| Excerpts from a figure dataset |
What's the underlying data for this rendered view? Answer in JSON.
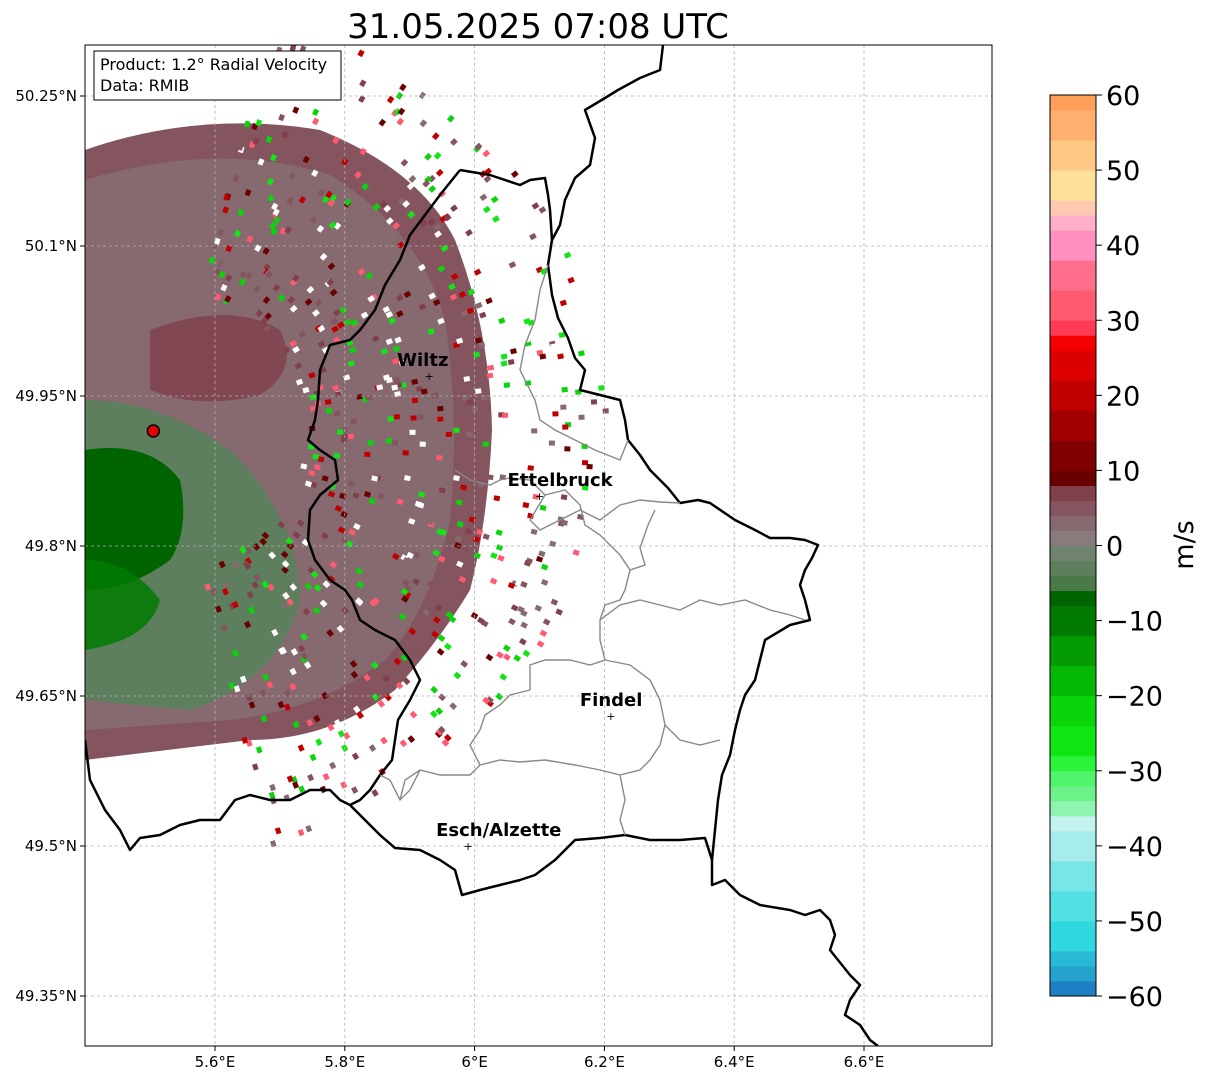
{
  "title": "31.05.2025 07:08 UTC",
  "info_box": {
    "product": "Product: 1.2° Radial Velocity",
    "data_source": "Data: RMIB"
  },
  "map": {
    "lon_ticks": [
      {
        "value": 5.6,
        "label": "5.6°E"
      },
      {
        "value": 5.8,
        "label": "5.8°E"
      },
      {
        "value": 6.0,
        "label": "6°E"
      },
      {
        "value": 6.2,
        "label": "6.2°E"
      },
      {
        "value": 6.4,
        "label": "6.4°E"
      },
      {
        "value": 6.6,
        "label": "6.6°E"
      }
    ],
    "lat_ticks": [
      {
        "value": 50.25,
        "label": "50.25°N"
      },
      {
        "value": 50.1,
        "label": "50.1°N"
      },
      {
        "value": 49.95,
        "label": "49.95°N"
      },
      {
        "value": 49.8,
        "label": "49.8°N"
      },
      {
        "value": 49.65,
        "label": "49.65°N"
      },
      {
        "value": 49.5,
        "label": "49.5°N"
      },
      {
        "value": 49.35,
        "label": "49.35°N"
      }
    ],
    "grid": true,
    "cities": [
      {
        "name": "Wiltz",
        "lon": 5.93,
        "lat": 49.97
      },
      {
        "name": "Ettelbruck",
        "lon": 6.1,
        "lat": 49.85
      },
      {
        "name": "Findel",
        "lon": 6.21,
        "lat": 49.63
      },
      {
        "name": "Esch/Alzette",
        "lon": 5.99,
        "lat": 49.5
      }
    ],
    "radar_site": {
      "lon": 5.505,
      "lat": 49.915
    }
  },
  "colorbar": {
    "unit": "m/s",
    "min": -60,
    "max": 60,
    "ticks": [
      {
        "value": 60,
        "label": "60"
      },
      {
        "value": 50,
        "label": "50"
      },
      {
        "value": 40,
        "label": "40"
      },
      {
        "value": 30,
        "label": "30"
      },
      {
        "value": 20,
        "label": "20"
      },
      {
        "value": 10,
        "label": "10"
      },
      {
        "value": 0,
        "label": "0"
      },
      {
        "value": -10,
        "label": "−10"
      },
      {
        "value": -20,
        "label": "−20"
      },
      {
        "value": -30,
        "label": "−30"
      },
      {
        "value": -40,
        "label": "−40"
      },
      {
        "value": -50,
        "label": "−50"
      },
      {
        "value": -60,
        "label": "−60"
      }
    ],
    "color_stops": [
      {
        "from": -60,
        "to": -58,
        "color": "#1f7fc4"
      },
      {
        "from": -58,
        "to": -56,
        "color": "#25a3cc"
      },
      {
        "from": -56,
        "to": -54,
        "color": "#29b9d6"
      },
      {
        "from": -54,
        "to": -50,
        "color": "#2fd8df"
      },
      {
        "from": -50,
        "to": -46,
        "color": "#52e0e2"
      },
      {
        "from": -46,
        "to": -42,
        "color": "#78e6e6"
      },
      {
        "from": -42,
        "to": -38,
        "color": "#a6ecec"
      },
      {
        "from": -38,
        "to": -36,
        "color": "#c4f2f0"
      },
      {
        "from": -36,
        "to": -34,
        "color": "#8ff4b0"
      },
      {
        "from": -34,
        "to": -32,
        "color": "#6df28a"
      },
      {
        "from": -32,
        "to": -30,
        "color": "#4ef46a"
      },
      {
        "from": -30,
        "to": -28,
        "color": "#2cf23a"
      },
      {
        "from": -28,
        "to": -24,
        "color": "#10e614"
      },
      {
        "from": -24,
        "to": -20,
        "color": "#0ad40a"
      },
      {
        "from": -20,
        "to": -16,
        "color": "#06b806"
      },
      {
        "from": -16,
        "to": -12,
        "color": "#049a04"
      },
      {
        "from": -12,
        "to": -8,
        "color": "#007a00"
      },
      {
        "from": -8,
        "to": -6,
        "color": "#006400"
      },
      {
        "from": -6,
        "to": -4,
        "color": "#4a7a4a"
      },
      {
        "from": -4,
        "to": -2,
        "color": "#5e7f5e"
      },
      {
        "from": -2,
        "to": 0,
        "color": "#6f836f"
      },
      {
        "from": 0,
        "to": 2,
        "color": "#8a7a7a"
      },
      {
        "from": 2,
        "to": 4,
        "color": "#876a70"
      },
      {
        "from": 4,
        "to": 6,
        "color": "#84555e"
      },
      {
        "from": 6,
        "to": 8,
        "color": "#80404c"
      },
      {
        "from": 8,
        "to": 10,
        "color": "#6b0000"
      },
      {
        "from": 10,
        "to": 14,
        "color": "#800000"
      },
      {
        "from": 14,
        "to": 18,
        "color": "#a00000"
      },
      {
        "from": 18,
        "to": 22,
        "color": "#c00000"
      },
      {
        "from": 22,
        "to": 26,
        "color": "#dd0000"
      },
      {
        "from": 26,
        "to": 28,
        "color": "#f50000"
      },
      {
        "from": 28,
        "to": 30,
        "color": "#ff3a55"
      },
      {
        "from": 30,
        "to": 34,
        "color": "#ff5a70"
      },
      {
        "from": 34,
        "to": 38,
        "color": "#ff6e8a"
      },
      {
        "from": 38,
        "to": 42,
        "color": "#ff8fbf"
      },
      {
        "from": 42,
        "to": 44,
        "color": "#ffb0c8"
      },
      {
        "from": 44,
        "to": 46,
        "color": "#ffc8b0"
      },
      {
        "from": 46,
        "to": 50,
        "color": "#ffe09a"
      },
      {
        "from": 50,
        "to": 54,
        "color": "#ffc884"
      },
      {
        "from": 54,
        "to": 58,
        "color": "#ffb070"
      },
      {
        "from": 58,
        "to": 60,
        "color": "#ff9e5a"
      }
    ]
  }
}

| Exercise goal |
Show every line of the listing in which the string "name" can be found.

| Exercise result |
        "name": "Wiltz",
        "name": "Ettelbruck",
        "name": "Findel",
        "name": "Esch/Alzette",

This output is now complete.